[What the task requires]: Determine the number of lines holding the word "published"; answer with that number only.

[Supplied information]:
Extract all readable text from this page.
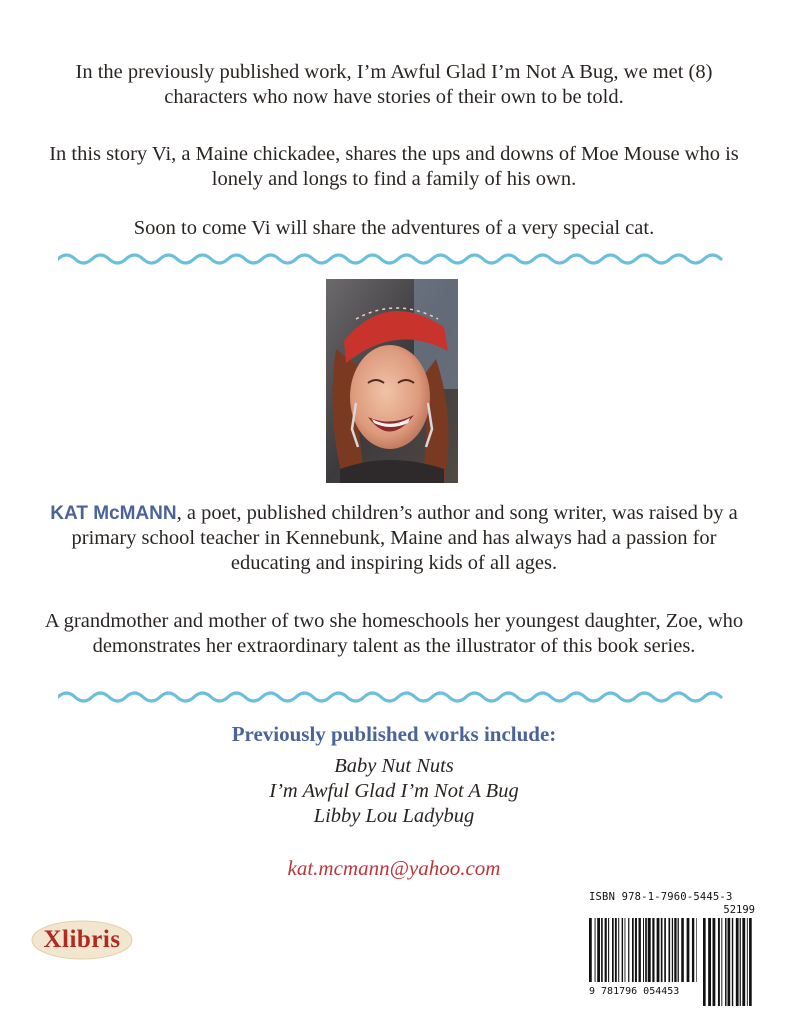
In the previously published work, I’m Awful Glad I’m Not A Bug, we met (8) characters who now have stories of their own to be told.

In this story Vi, a Maine chickadee, shares the ups and downs of Moe Mouse who is lonely and longs to find a family of his own.

Soon to come Vi will share the adventures of a very special cat.

KAT McMANN, a poet, published children’s author and song writer, was raised by a primary school teacher in Kennebunk, Maine and has always had a passion for educating and inspiring kids of all ages.

A grandmother and mother of two she homeschools her youngest daughter, Zoe, who demonstrates her extraordinary talent as the illustrator of this book series.

Previously published works include:

Baby Nut Nuts

I’m Awful Glad I’m Not A Bug

Libby Lou Ladybug

kat.mcmann@yahoo.com

Xlibris
ISBN 978-1-7960-5445-3
52199
9 781796 054453
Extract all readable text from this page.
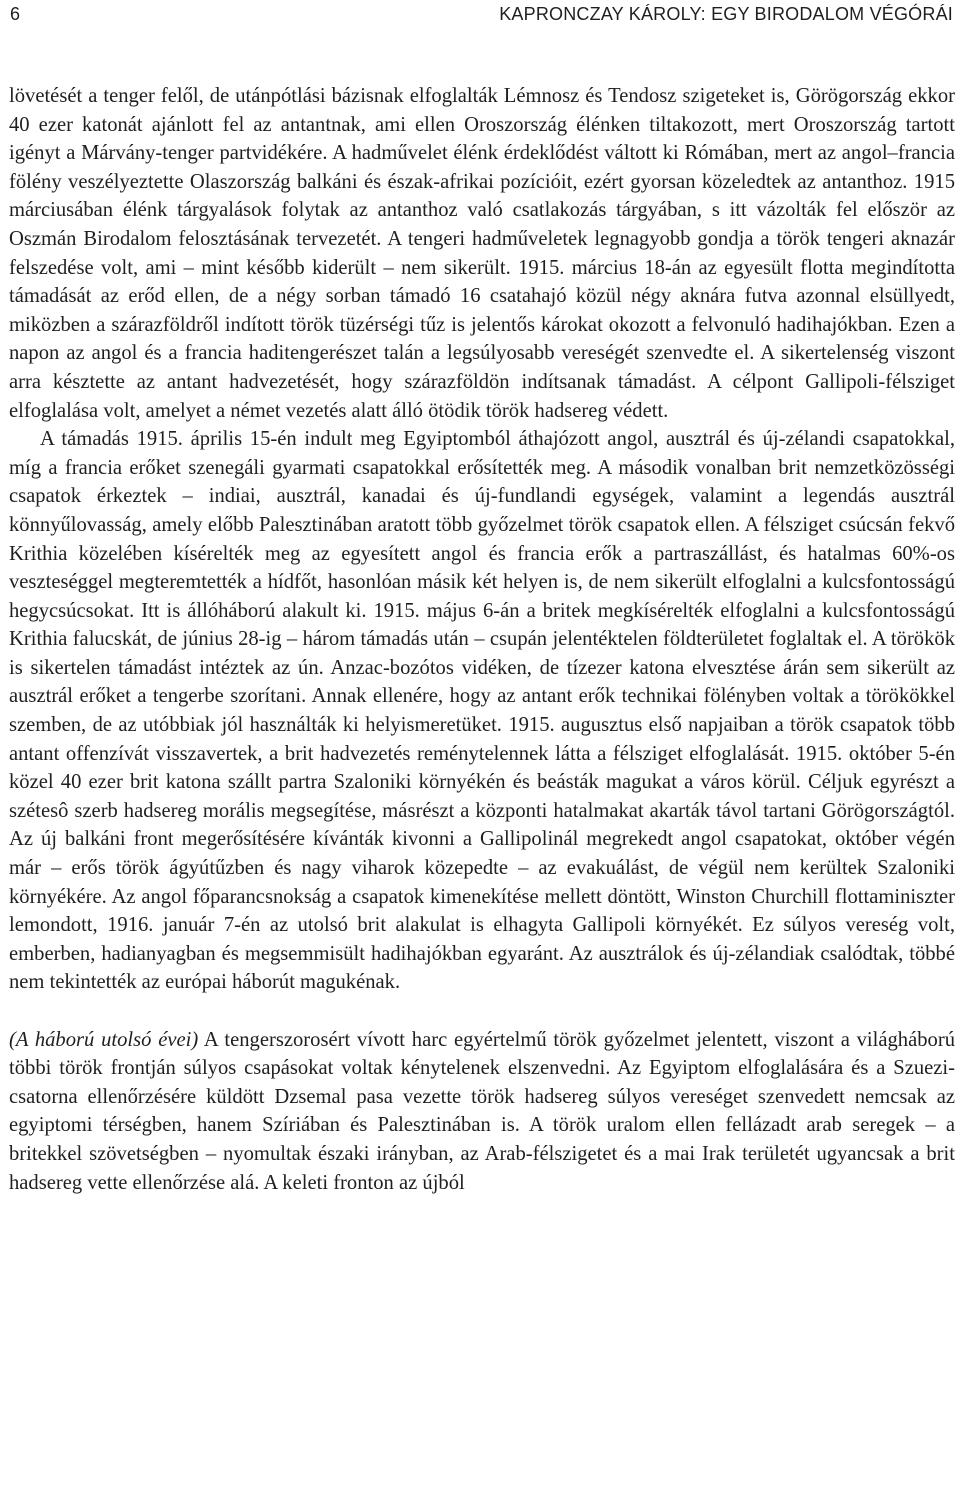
6	KAPRONCZAY KÁROLY: EGY BIRODALOM VÉGÓRÁI

lövetését a tenger felől, de utánpótlási bázisnak elfoglalták Lémnosz és Tendosz szigeteket is, Görögország ekkor 40 ezer katonát ajánlott fel az antantnak, ami ellen Oroszország élénken tiltakozott, mert Oroszország tartott igényt a Márvány-tenger partvidékére. A hadművelet élénk érdeklődést váltott ki Rómában, mert az angol–francia fölény veszélyeztette Olaszország balkáni és észak-afrikai pozícióit, ezért gyorsan közeledtek az antanthoz. 1915 márciusában élénk tárgyalások folytak az antanthoz való csatlakozás tárgyában, s itt vázolták fel először az Oszmán Birodalom felosztásának tervezetét. A tengeri hadműveletek legnagyobb gondja a török tengeri aknazár felszedése volt, ami – mint később kiderült – nem sikerült. 1915. március 18-án az egyesült flotta megindította támadását az erőd ellen, de a négy sorban támadó 16 csatahajó közül négy aknára futva azonnal elsüllyedt, miközben a szárazföldről indított török tüzérségi tűz is jelentős károkat okozott a felvonuló hadihajókban. Ezen a napon az angol és a francia haditengerészet talán a legsúlyosabb vereségét szenvedte el. A sikertelenség viszont arra késztette az antant hadvezetését, hogy szárazföldön indítsanak támadást. A célpont Gallipoli-félsziget elfoglalása volt, amelyet a német vezetés alatt álló ötödik török hadsereg védett.

A támadás 1915. április 15-én indult meg Egyiptomból áthajózott angol, ausztrál és új-zélandi csapatokkal, míg a francia erőket szenegáli gyarmati csapatokkal erősítették meg. A második vonalban brit nemzetközösségi csapatok érkeztek – indiai, ausztrál, kanadai és új-fundlandi egységek, valamint a legendás ausztrál könnyűlovasság, amely előbb Palesztinában aratott több győzelmet török csapatok ellen. A félsziget csúcsán fekvő Krithia közelében kísérelték meg az egyesített angol és francia erők a partraszállást, és hatalmas 60%-os veszteséggel megteremtették a hídfőt, hasonlóan másik két helyen is, de nem sikerült elfoglalni a kulcsfontosságú hegycsúcsokat. Itt is állóháború alakult ki. 1915. május 6-án a britek megkísérelték elfoglalni a kulcsfontosságú Krithia falucskát, de június 28-ig – három támadás után – csupán jelentéktelen földterületet foglaltak el. A törökök is sikertelen támadást intéztek az ún. Anzac-bozótos vidéken, de tízezer katona elvesztése árán sem sikerült az ausztrál erőket a tengerbe szorítani. Annak ellenére, hogy az antant erők technikai fölényben voltak a törökökkel szemben, de az utóbbiak jól használták ki helyismeretüket. 1915. augusztus első napjaiban a török csapatok több antant offenzívát visszavertek, a brit hadvezetés reménytelennek látta a félsziget elfoglalását. 1915. október 5-én közel 40 ezer brit katona szállt partra Szaloniki környékén és beásták magukat a város körül. Céljuk egyrészt a szétesô szerb hadsereg morális megsegítése, másrészt a központi hatalmakat akarták távol tartani Görögországtól. Az új balkáni front megerősítésére kívánták kivonni a Gallipolinál megrekedt angol csapatokat, október végén már – erős török ágyútűzben és nagy viharok közepedte – az evakuálást, de végül nem kerültek Szaloniki környékére. Az angol főparancsnokság a csapatok kimenekítése mellett döntött, Winston Churchill flottaminiszter lemondott, 1916. január 7-én az utolsó brit alakulat is elhagyta Gallipoli környékét. Ez súlyos vereség volt, emberben, hadianyagban és megsemmisült hadihajókban egyaránt. Az ausztrálok és új-zélandiak csalódtak, többé nem tekintették az európai háborút magukénak.

(A háború utolsó évei) A tengerszorosért vívott harc egyértelmű török győzelmet jelentett, viszont a világháború többi török frontján súlyos csapásokat voltak kénytelenek elszenvedni. Az Egyiptom elfoglalására és a Szuezi-csatorna ellenőrzésére küldött Dzsemal pasa vezette török hadsereg súlyos vereséget szenvedett nemcsak az egyiptomi térségben, hanem Szíriában és Palesztinában is. A török uralom ellen fellázadt arab seregek – a britekkel szövetségben – nyomultak északi irányban, az Arab-félszigetet és a mai Irak területét ugyancsak a brit hadsereg vette ellenőrzése alá. A keleti fronton az újból
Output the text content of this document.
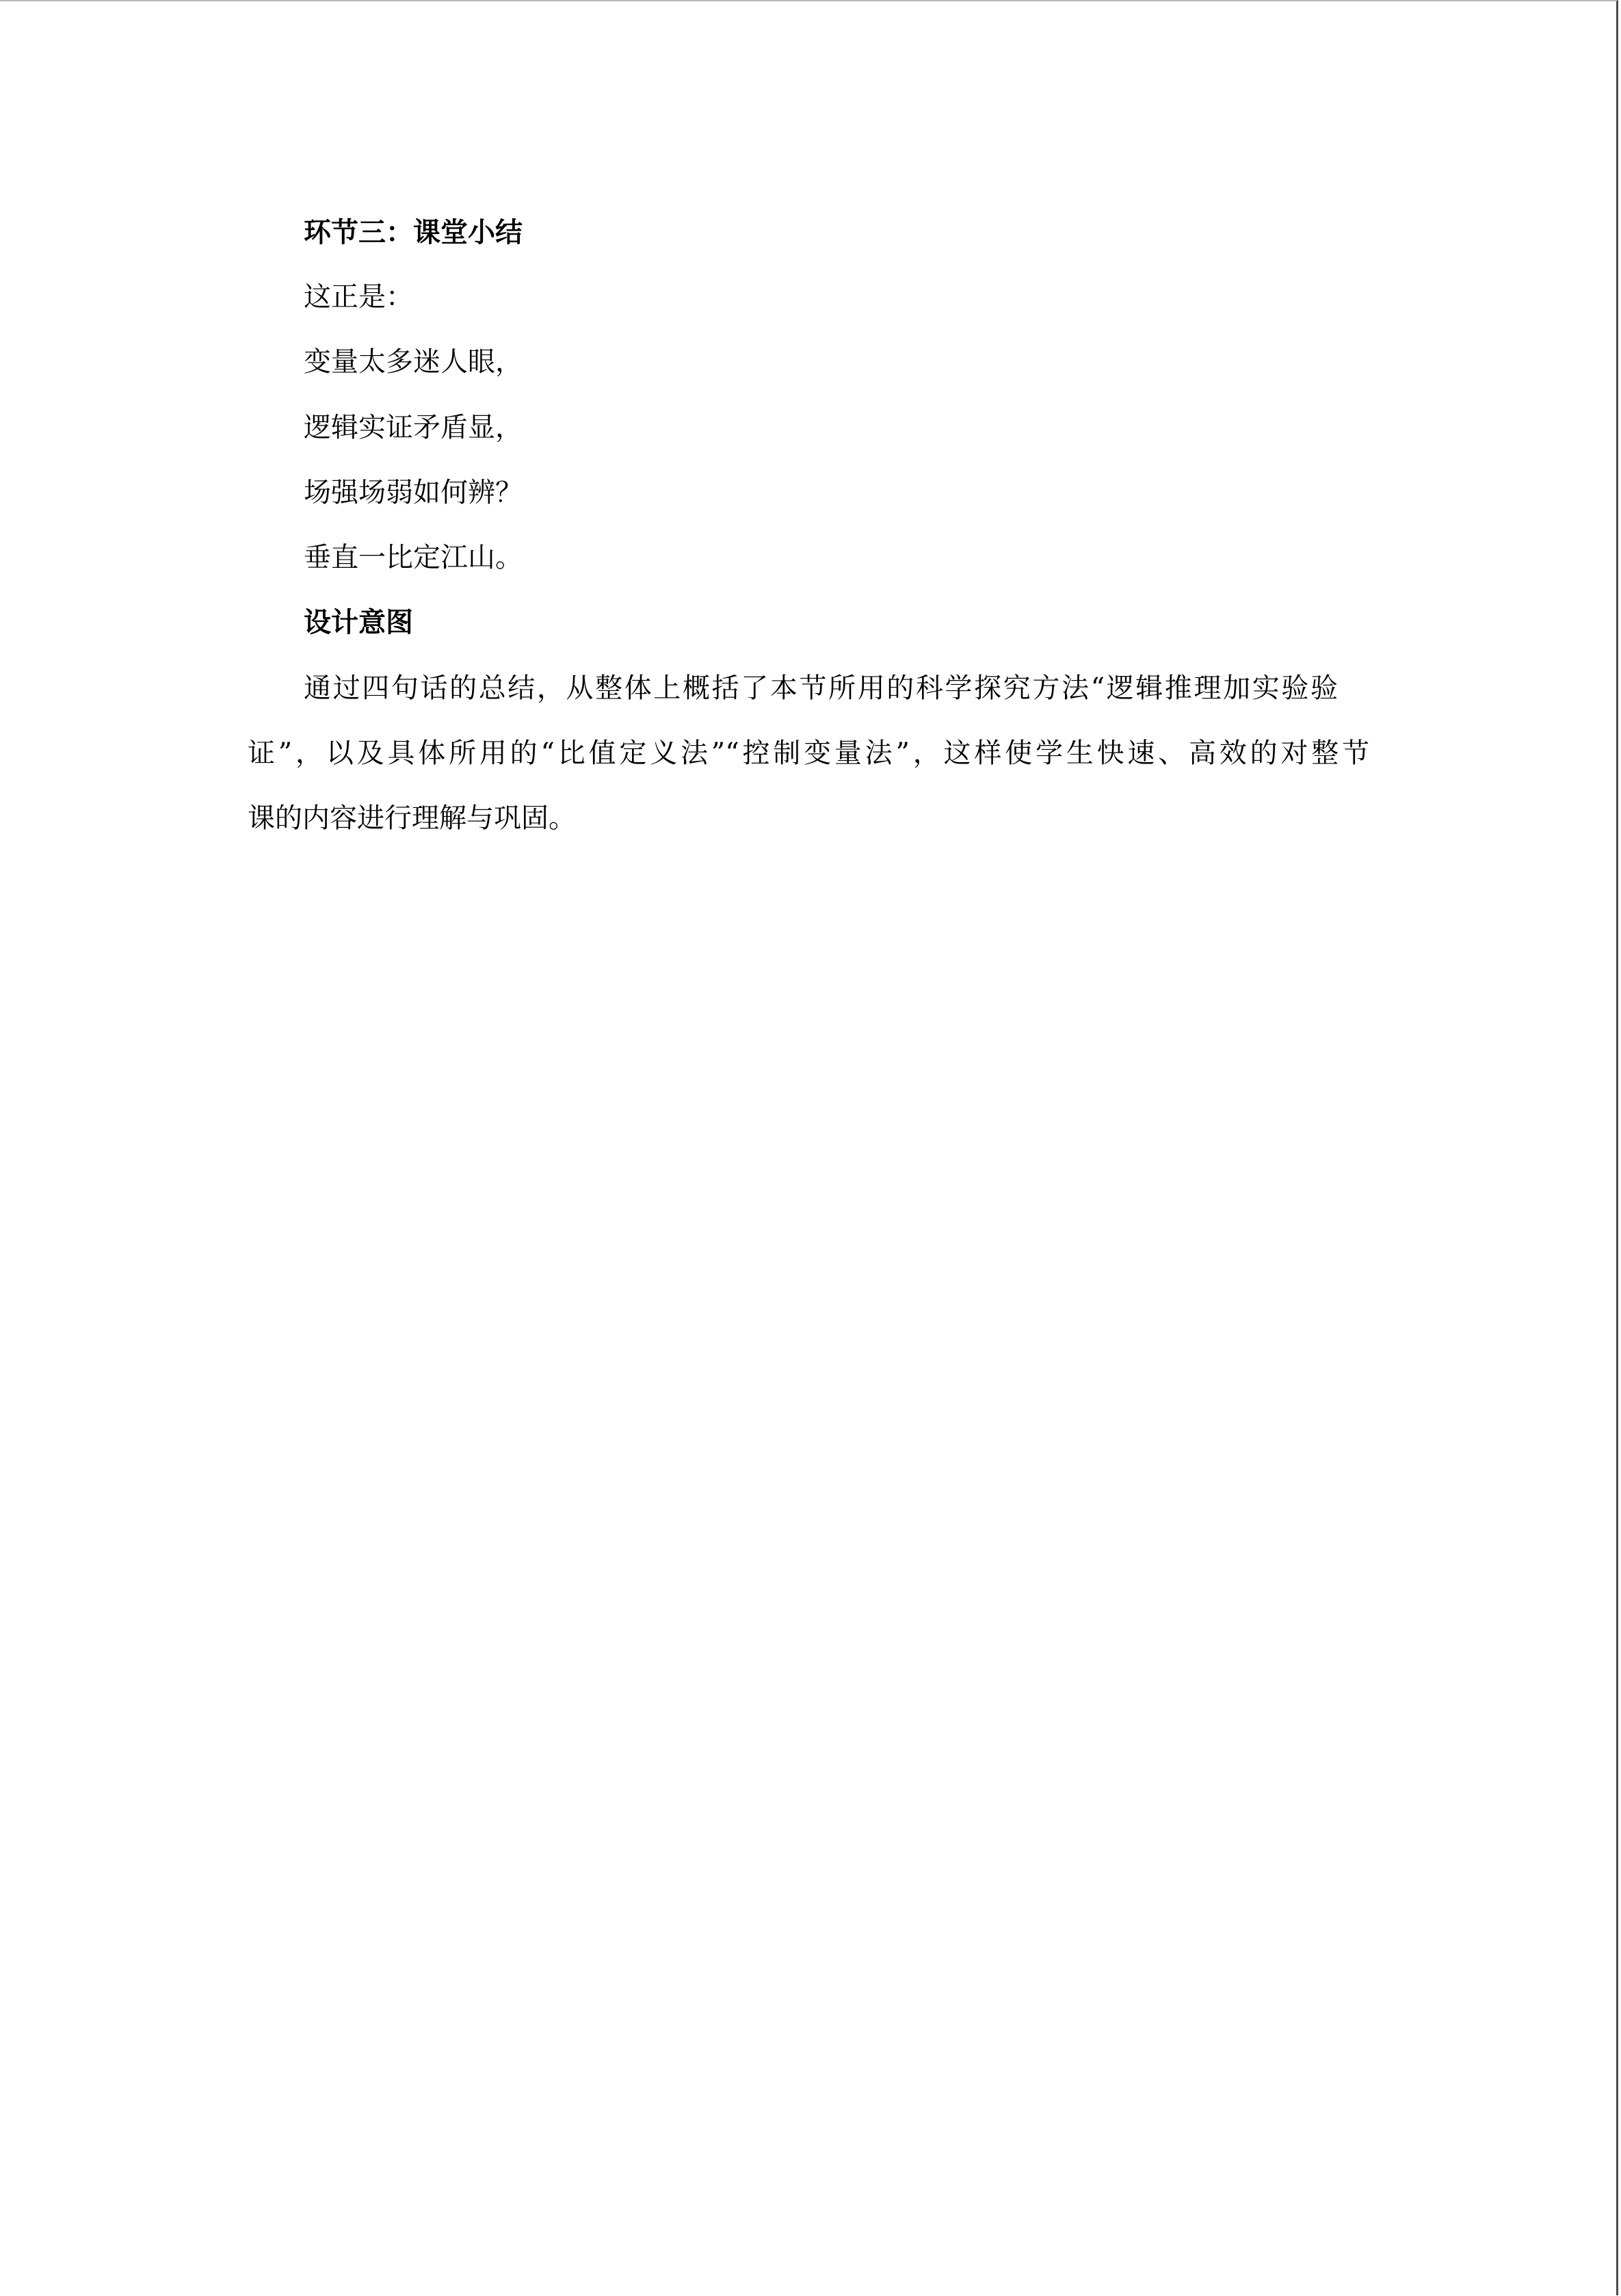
环节三：课堂小结
这正是：
变量太多迷人眼，
逻辑实证矛盾显，
场强场弱如何辨？
垂直一比定江山。
设计意图
通过四句话的总结，从整体上概括了本节所用的科学探究方法“逻辑推理加实验验
证”，以及具体所用的“比值定义法”“控制变量法”，这样使学生快速、高效的对整节
课的内容进行理解与巩固。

[Solution for this exercise]: 3